= INSTRUCTION =
Identify each line below containing the string "JSON" and copy it.

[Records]
- - - - - - -
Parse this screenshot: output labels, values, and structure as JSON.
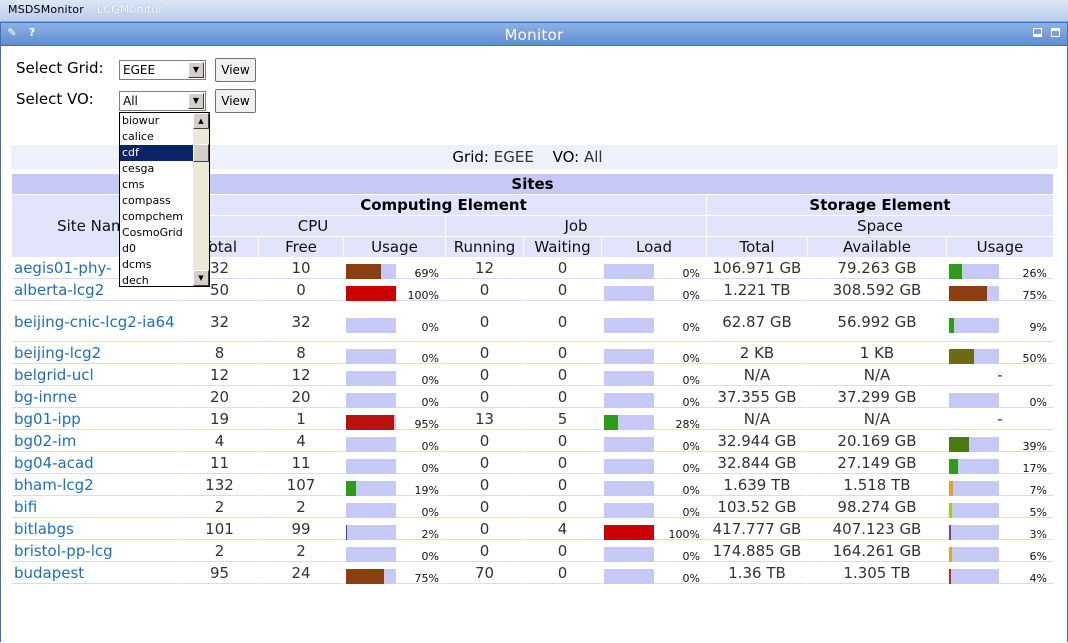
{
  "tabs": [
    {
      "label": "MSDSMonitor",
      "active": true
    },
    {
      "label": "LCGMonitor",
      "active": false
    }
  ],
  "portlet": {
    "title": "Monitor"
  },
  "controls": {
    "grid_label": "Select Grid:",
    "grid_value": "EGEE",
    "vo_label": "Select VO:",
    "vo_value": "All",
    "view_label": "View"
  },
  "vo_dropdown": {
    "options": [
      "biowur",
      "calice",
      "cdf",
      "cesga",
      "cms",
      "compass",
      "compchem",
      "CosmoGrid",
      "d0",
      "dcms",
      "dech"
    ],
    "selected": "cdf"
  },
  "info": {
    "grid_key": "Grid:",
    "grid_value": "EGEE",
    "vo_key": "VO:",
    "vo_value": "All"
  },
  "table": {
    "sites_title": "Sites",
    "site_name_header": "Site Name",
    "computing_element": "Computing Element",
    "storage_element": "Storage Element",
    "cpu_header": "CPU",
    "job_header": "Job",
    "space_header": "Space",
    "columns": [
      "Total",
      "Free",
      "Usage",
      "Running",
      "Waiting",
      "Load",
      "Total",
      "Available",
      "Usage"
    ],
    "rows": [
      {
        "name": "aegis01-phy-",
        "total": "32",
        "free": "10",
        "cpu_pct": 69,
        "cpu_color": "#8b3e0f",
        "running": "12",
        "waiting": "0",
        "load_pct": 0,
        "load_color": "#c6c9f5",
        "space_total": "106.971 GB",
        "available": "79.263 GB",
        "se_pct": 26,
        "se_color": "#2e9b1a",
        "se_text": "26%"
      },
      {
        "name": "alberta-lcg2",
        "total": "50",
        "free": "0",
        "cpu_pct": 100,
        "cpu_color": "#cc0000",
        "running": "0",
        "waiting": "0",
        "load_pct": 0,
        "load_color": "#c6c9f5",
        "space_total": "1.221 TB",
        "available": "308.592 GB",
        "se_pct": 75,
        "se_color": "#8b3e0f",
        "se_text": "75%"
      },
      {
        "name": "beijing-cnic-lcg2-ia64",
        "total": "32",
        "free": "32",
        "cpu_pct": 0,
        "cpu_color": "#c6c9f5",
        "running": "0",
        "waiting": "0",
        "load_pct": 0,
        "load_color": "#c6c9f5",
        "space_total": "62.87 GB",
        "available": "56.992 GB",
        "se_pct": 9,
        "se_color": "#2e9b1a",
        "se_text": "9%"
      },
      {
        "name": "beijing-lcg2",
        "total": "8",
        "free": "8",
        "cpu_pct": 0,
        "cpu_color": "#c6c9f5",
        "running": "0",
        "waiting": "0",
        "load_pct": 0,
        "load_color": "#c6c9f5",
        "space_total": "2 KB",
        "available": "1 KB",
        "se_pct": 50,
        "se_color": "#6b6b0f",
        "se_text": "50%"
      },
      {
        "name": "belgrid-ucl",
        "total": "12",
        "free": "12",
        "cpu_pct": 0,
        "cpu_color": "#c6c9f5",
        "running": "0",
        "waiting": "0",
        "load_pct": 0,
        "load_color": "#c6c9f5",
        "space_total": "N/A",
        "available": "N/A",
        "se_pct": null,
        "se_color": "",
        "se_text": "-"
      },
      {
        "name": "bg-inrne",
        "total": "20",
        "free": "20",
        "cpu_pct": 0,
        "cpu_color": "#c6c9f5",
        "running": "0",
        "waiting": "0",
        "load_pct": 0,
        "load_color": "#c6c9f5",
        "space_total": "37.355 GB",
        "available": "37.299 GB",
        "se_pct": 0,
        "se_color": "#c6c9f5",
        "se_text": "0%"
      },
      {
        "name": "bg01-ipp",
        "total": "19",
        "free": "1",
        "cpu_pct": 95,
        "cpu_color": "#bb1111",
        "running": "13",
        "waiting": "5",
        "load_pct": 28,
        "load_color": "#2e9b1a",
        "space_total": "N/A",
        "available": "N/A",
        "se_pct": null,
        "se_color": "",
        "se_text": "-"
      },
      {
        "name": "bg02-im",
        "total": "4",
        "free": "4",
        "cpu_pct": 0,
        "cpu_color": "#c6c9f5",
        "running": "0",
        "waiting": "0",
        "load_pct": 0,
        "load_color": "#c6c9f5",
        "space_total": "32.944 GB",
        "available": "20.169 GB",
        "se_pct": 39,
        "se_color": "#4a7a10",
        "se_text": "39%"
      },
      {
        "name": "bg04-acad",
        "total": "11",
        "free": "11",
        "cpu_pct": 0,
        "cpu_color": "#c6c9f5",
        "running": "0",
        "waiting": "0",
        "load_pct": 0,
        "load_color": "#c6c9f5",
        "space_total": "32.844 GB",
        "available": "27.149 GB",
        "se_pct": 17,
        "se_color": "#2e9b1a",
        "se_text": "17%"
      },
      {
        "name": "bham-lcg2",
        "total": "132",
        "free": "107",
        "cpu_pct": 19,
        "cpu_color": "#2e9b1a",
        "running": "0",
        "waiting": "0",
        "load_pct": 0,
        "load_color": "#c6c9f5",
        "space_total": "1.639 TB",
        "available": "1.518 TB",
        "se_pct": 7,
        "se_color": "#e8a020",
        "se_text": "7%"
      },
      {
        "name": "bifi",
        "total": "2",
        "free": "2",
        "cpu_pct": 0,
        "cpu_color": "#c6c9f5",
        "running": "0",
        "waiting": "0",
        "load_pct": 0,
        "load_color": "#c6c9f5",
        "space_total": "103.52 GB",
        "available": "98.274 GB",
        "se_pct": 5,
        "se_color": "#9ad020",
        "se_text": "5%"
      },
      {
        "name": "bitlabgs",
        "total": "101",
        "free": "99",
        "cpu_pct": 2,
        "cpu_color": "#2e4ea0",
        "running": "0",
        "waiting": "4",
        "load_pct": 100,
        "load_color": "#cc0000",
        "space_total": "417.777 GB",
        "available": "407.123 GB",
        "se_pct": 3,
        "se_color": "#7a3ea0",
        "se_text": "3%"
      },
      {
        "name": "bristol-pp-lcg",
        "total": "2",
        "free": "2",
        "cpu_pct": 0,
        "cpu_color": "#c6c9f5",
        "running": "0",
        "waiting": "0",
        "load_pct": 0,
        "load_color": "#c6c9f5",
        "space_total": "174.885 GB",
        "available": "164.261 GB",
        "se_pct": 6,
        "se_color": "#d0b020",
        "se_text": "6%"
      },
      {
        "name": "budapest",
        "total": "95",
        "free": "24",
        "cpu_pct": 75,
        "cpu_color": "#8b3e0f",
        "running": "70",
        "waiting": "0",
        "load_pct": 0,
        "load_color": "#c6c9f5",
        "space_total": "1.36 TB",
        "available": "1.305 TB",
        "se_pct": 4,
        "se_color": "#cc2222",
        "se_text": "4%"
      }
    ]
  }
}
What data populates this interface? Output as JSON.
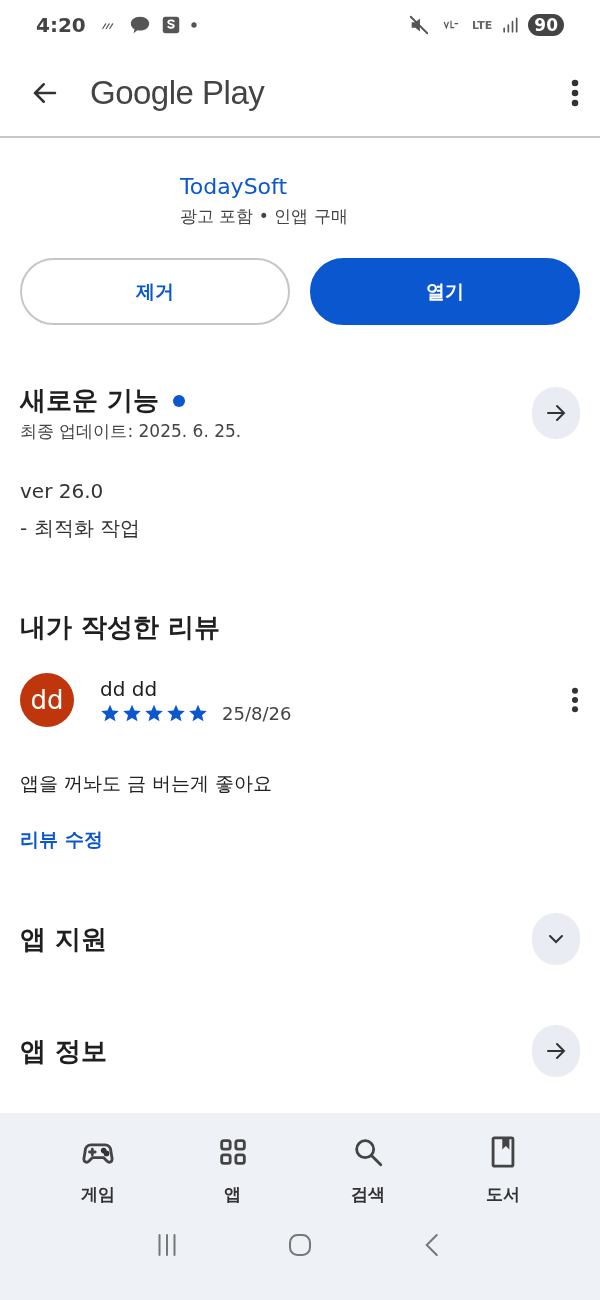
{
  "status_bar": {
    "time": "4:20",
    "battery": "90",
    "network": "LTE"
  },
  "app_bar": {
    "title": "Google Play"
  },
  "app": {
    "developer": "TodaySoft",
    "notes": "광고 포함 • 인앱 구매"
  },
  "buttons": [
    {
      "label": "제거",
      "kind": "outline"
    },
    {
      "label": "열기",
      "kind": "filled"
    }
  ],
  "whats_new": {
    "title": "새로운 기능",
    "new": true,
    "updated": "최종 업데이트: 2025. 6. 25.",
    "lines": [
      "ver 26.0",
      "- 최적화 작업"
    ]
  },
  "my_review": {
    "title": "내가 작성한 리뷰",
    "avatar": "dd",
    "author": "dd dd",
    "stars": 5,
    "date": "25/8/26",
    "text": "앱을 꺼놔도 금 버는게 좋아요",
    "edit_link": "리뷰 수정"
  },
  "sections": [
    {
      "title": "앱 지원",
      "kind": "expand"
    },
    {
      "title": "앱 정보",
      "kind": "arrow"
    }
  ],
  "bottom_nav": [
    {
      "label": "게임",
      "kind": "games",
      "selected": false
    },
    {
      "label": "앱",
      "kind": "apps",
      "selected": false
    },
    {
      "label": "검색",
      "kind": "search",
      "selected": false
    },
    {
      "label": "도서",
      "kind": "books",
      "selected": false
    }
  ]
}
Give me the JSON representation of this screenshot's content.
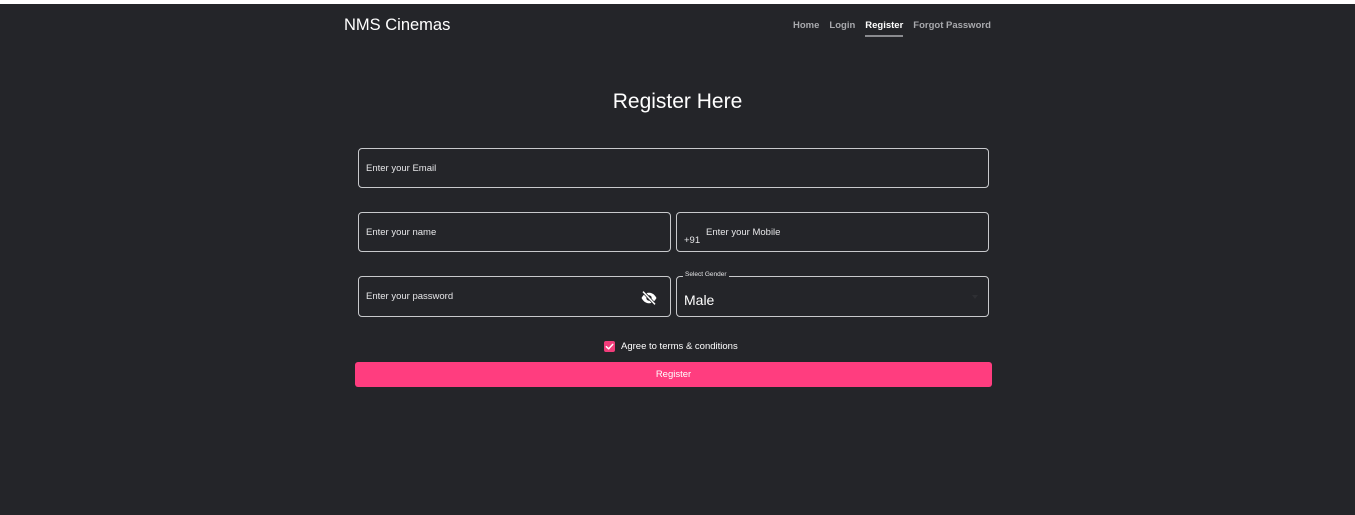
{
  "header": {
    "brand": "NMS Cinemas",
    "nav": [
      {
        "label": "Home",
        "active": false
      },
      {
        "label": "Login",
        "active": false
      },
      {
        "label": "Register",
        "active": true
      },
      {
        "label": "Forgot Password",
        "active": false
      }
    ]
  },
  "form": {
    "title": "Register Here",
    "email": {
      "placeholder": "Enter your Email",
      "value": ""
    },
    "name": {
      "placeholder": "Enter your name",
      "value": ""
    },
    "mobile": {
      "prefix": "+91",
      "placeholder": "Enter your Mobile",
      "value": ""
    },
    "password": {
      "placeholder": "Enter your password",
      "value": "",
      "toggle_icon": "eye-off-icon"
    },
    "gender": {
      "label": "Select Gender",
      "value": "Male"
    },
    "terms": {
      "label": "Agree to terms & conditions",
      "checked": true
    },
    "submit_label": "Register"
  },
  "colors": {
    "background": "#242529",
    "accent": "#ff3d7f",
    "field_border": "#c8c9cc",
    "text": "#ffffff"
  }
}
- - - - - - -
= FINAL RESULT =
Parse this screenshot: output labels, values, and structure as JSON.
What data populates this interface? Output as JSON.
Give me the JSON representation of this screenshot's content.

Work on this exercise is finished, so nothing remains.